▶ [TAREA A REALIZAR]
Copia completa y sin ningún cambio la nota de abajo sobre la misa por el aniversario de la beata Sor María Ludovica.

Iglesia

“Ludovica fue una mujer simple, una hija auténtica de la Misericordia”

En un nuevo aniversario del ingreso a los cielos de la beata Sor María Ludovica, el Pbro. Jorge González, futuro párroco de la Iglesia Catedral, presidió la Eucaristía para honrar la tarea de la beata, a la que describió como una “mujer simple y una hija auténtica de la misericordia”.

La homilía fue presenciada por un gran número de fieles y religiosas que reflexionaron sobre la vida y obra de la beata. “La Catedral no es solamente la belleza exterior, si no la belleza de una vida, de una mujer simple como fue la Betata Sor María Ludovica”, comenzó diciendo el padre González, en la homilía.

Además, aseguró que la presencia de Ludovica en el templo, es sin dudas “el tesoro que el señor quiere regalarnos a todos los que venimos a este lugar, desde esa pequeña capilla suya donde se custodian sus reliquias”. “Esto lo tenemos que descubrir a partir del llamado del Papa Francisco que nos hizo a todos, de animarnos a recorrer el camino de la santidad, al que todos estamos invitados y en una santidad que la tenemos que aprender a vivir de una manera original, que tiene que ver con la vida diaria”, expresó González.

▶ [REGISTROS PROPORCIONADOS]

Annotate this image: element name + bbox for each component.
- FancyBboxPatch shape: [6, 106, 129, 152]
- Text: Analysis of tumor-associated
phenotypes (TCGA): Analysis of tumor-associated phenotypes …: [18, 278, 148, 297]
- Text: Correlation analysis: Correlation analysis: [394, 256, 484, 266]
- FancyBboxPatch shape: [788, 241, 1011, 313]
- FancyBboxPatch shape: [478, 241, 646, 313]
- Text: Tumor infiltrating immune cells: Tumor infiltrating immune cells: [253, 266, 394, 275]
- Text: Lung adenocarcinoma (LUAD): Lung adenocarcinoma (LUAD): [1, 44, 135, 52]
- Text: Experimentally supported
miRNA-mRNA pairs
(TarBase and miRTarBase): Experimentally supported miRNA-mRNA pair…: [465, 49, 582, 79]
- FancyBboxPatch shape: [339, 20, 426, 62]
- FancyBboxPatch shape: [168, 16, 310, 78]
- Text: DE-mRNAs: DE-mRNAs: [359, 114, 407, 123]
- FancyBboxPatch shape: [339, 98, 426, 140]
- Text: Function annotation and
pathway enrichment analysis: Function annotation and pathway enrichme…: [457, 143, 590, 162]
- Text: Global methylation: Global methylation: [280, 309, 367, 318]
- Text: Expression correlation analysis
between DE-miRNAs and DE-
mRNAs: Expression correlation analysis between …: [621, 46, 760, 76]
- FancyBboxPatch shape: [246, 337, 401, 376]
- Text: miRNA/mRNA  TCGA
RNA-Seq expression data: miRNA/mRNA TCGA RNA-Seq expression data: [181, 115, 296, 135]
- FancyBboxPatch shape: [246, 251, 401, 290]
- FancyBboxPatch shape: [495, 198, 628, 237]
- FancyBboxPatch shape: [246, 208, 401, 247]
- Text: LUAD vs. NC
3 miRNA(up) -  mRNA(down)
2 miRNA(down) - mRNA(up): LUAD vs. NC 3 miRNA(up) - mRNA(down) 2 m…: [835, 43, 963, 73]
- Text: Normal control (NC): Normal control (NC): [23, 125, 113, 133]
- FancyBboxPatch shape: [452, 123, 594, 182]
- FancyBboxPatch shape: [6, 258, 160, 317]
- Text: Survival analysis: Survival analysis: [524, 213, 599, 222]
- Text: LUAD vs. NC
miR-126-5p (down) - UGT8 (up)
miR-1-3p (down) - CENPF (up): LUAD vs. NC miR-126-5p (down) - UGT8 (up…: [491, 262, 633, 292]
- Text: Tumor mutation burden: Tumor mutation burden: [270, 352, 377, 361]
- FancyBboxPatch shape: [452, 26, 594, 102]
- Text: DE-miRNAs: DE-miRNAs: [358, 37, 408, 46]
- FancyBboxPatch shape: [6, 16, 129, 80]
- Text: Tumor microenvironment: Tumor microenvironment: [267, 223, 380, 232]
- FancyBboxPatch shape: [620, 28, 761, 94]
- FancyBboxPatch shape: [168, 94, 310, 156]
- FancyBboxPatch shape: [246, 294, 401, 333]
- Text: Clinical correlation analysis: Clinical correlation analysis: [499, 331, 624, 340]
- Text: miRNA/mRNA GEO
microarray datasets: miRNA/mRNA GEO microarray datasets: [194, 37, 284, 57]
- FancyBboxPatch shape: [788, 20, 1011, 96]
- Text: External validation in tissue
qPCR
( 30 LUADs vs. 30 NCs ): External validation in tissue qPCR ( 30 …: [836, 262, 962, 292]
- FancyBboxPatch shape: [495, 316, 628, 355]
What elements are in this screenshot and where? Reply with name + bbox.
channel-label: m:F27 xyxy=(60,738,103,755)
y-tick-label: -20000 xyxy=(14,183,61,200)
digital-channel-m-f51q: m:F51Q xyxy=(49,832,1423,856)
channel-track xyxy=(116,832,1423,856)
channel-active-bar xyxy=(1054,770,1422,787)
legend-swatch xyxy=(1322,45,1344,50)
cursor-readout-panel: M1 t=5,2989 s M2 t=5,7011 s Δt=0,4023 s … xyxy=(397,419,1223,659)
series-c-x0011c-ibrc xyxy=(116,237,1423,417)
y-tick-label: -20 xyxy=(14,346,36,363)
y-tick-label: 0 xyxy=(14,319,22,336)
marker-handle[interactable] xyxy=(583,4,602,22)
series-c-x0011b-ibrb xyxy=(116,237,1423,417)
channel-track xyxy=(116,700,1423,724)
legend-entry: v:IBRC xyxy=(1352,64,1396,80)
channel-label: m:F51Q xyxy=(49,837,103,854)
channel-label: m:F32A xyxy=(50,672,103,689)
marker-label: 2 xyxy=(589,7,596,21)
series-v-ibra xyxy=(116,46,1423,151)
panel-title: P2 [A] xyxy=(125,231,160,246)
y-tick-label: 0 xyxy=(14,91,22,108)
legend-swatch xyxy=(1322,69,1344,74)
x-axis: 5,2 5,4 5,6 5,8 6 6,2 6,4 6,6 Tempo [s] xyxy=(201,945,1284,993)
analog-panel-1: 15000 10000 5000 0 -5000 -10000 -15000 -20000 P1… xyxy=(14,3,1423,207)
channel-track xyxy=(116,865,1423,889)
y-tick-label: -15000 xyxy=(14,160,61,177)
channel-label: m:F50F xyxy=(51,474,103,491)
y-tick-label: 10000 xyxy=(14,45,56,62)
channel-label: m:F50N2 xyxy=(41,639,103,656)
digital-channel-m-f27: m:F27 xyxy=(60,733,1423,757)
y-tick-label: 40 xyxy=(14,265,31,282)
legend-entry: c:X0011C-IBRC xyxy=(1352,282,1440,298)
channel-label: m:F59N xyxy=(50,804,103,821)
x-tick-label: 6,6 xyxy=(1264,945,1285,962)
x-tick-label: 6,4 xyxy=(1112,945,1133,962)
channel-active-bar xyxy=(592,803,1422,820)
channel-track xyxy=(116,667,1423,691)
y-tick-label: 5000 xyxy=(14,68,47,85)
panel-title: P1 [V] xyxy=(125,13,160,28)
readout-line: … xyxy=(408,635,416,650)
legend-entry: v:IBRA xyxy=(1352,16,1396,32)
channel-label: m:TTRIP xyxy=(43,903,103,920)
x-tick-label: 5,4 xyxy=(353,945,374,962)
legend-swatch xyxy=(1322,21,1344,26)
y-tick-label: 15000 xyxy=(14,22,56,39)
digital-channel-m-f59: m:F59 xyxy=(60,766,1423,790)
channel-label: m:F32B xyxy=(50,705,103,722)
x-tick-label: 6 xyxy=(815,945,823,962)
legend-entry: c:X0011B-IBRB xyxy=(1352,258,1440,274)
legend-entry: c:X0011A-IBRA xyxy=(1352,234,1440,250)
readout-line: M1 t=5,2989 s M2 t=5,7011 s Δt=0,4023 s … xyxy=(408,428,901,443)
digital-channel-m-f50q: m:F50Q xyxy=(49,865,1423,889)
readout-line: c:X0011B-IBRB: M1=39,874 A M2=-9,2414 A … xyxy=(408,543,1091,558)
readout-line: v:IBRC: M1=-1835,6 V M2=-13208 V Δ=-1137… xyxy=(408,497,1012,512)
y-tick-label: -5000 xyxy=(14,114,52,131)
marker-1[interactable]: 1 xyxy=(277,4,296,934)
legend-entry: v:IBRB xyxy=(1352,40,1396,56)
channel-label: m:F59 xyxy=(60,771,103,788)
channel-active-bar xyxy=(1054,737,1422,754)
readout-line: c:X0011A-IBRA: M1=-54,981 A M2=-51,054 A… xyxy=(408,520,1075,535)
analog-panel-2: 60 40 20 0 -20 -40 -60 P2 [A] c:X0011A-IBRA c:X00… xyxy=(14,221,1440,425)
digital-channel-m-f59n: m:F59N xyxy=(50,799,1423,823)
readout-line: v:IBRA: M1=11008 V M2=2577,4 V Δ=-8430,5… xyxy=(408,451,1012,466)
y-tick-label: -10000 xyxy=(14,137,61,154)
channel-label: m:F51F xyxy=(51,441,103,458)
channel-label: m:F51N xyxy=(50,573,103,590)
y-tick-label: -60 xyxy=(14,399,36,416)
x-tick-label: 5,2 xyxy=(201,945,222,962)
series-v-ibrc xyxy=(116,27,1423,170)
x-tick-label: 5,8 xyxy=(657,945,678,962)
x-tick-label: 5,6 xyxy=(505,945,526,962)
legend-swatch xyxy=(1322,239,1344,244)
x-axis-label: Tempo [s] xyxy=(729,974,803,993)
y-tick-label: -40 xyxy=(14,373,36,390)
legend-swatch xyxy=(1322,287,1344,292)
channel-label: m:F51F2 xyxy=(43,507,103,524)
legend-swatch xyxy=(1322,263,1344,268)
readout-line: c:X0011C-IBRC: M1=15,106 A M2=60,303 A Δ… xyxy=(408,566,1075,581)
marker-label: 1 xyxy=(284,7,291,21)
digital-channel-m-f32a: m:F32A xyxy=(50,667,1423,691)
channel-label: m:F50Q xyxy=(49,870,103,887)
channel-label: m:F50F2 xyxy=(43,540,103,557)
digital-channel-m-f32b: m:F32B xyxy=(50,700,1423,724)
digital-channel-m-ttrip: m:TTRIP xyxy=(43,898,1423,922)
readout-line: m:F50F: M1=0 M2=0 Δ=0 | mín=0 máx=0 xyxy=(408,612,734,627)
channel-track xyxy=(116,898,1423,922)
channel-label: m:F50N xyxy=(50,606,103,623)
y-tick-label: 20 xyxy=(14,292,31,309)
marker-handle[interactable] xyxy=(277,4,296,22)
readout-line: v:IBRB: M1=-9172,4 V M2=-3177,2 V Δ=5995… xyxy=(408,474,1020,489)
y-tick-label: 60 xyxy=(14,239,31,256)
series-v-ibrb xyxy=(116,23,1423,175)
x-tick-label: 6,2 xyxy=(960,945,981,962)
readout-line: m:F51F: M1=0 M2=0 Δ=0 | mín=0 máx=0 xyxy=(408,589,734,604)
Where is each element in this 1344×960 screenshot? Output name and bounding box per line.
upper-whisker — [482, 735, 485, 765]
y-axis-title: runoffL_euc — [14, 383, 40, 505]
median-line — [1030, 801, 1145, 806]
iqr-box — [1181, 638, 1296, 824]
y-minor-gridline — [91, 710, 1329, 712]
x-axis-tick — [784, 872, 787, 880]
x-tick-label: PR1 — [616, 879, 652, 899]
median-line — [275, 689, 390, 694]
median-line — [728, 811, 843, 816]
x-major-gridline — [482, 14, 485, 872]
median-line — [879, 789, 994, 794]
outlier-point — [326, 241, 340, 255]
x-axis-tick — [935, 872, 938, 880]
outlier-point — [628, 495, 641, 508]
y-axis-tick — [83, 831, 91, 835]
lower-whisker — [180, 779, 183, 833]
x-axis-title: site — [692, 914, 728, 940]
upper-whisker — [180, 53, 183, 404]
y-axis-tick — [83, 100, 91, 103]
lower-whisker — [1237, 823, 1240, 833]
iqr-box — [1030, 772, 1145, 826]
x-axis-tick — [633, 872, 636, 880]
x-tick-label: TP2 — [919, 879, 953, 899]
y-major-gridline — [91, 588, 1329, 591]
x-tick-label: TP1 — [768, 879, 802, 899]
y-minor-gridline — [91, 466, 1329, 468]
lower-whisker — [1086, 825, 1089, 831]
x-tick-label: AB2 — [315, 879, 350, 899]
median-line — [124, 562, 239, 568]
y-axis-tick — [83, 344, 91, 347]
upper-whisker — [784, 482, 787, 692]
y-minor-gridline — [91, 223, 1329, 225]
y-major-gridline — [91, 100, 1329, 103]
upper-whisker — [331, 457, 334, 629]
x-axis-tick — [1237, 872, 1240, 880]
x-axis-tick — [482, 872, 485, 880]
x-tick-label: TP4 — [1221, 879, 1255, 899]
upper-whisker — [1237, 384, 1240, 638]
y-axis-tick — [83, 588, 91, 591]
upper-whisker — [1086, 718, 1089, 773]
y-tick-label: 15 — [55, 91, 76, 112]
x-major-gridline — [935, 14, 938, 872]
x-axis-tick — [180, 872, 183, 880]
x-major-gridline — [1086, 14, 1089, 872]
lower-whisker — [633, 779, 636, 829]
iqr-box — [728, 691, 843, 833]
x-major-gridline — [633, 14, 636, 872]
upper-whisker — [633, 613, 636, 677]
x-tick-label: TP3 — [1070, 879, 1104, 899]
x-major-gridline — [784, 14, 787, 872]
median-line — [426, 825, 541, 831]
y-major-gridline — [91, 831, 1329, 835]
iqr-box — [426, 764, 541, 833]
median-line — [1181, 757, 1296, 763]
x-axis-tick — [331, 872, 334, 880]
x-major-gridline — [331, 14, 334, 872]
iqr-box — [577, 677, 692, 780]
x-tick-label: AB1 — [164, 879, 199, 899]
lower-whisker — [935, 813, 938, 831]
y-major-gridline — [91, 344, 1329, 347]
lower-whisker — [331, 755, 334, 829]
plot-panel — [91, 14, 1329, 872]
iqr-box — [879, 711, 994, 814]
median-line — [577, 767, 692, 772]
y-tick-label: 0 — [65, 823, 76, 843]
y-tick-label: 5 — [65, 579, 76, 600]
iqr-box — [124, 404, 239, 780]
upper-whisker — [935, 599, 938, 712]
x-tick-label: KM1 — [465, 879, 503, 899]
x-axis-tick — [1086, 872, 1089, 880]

▶ [RESPUESTA DEL EJERCICIO]
Iglesia

“Ludovica fue una mujer simple, una hija auténtica de la Misericordia”

En un nuevo aniversario del ingreso a los cielos de la beata Sor María Ludovica, el Pbro. Jorge González, futuro párroco de la Iglesia Catedral, presidió la Eucaristía para honrar la tarea de la beata, a la que describió como una “mujer simple y una hija auténtica de la misericordia”.

La homilía fue presenciada por un gran número de fieles y religiosas que reflexionaron sobre la vida y obra de la beata. “La Catedral no es solamente la belleza exterior, si no la belleza de una vida, de una mujer simple como fue la Betata Sor María Ludovica”, comenzó diciendo el padre González, en la homilía.

Además, aseguró que la presencia de Ludovica en el templo, es sin dudas “el tesoro que el señor quiere regalarnos a todos los que venimos a este lugar, desde esa pequeña capilla suya donde se custodian sus reliquias”. “Esto lo tenemos que descubrir a partir del llamado del Papa Francisco que nos hizo a todos, de animarnos a recorrer el camino de la santidad, al que todos estamos invitados y en una santidad que la tenemos que aprender a vivir de una manera original, que tiene que ver con la vida diaria”, expresó González.